→ Task material:
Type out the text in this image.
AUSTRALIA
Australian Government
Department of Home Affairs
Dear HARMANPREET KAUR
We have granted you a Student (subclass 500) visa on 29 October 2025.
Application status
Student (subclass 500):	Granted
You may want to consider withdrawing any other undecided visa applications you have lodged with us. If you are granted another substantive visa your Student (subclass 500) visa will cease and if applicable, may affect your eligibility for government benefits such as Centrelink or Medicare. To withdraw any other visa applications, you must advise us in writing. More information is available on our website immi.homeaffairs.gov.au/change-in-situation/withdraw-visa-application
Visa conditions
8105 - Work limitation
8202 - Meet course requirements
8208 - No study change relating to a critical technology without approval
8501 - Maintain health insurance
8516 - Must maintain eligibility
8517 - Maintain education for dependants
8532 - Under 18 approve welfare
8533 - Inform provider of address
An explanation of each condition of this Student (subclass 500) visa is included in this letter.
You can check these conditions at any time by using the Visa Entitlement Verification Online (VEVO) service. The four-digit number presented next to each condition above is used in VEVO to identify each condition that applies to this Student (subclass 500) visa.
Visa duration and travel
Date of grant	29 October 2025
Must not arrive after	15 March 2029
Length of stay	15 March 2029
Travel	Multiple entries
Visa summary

→ What to produce: Write every entry out again exactly.

→ Exercise solution:
Type out the text in this image.
AUSTRALIA
Australian Government
Department of Home Affairs
Dear HARMANPREET KAUR
We have granted you a Student (subclass 500) visa on 29 October 2025.
Application status
Student (subclass 500):	Granted
You may want to consider withdrawing any other undecided visa applications you have lodged with us. If you are granted another substantive visa your Student (subclass 500) visa will cease and if applicable, may affect your eligibility for government benefits such as Centrelink or Medicare. To withdraw any other visa applications, you must advise us in writing. More information is available on our website immi.homeaffairs.gov.au/change-in-situation/withdraw-visa-application
Visa conditions
8105 - Work limitation
8202 - Meet course requirements
8208 - No study change relating to a critical technology without approval
8501 - Maintain health insurance
8516 - Must maintain eligibility
8517 - Maintain education for dependants
8532 - Under 18 approve welfare
8533 - Inform provider of address
An explanation of each condition of this Student (subclass 500) visa is included in this letter.
You can check these conditions at any time by using the Visa Entitlement Verification Online (VEVO) service. The four-digit number presented next to each condition above is used in VEVO to identify each condition that applies to this Student (subclass 500) visa.
Visa duration and travel
Date of grant	29 October 2025
Must not arrive after	15 March 2029
Length of stay	15 March 2029
Travel	Multiple entries
Visa summary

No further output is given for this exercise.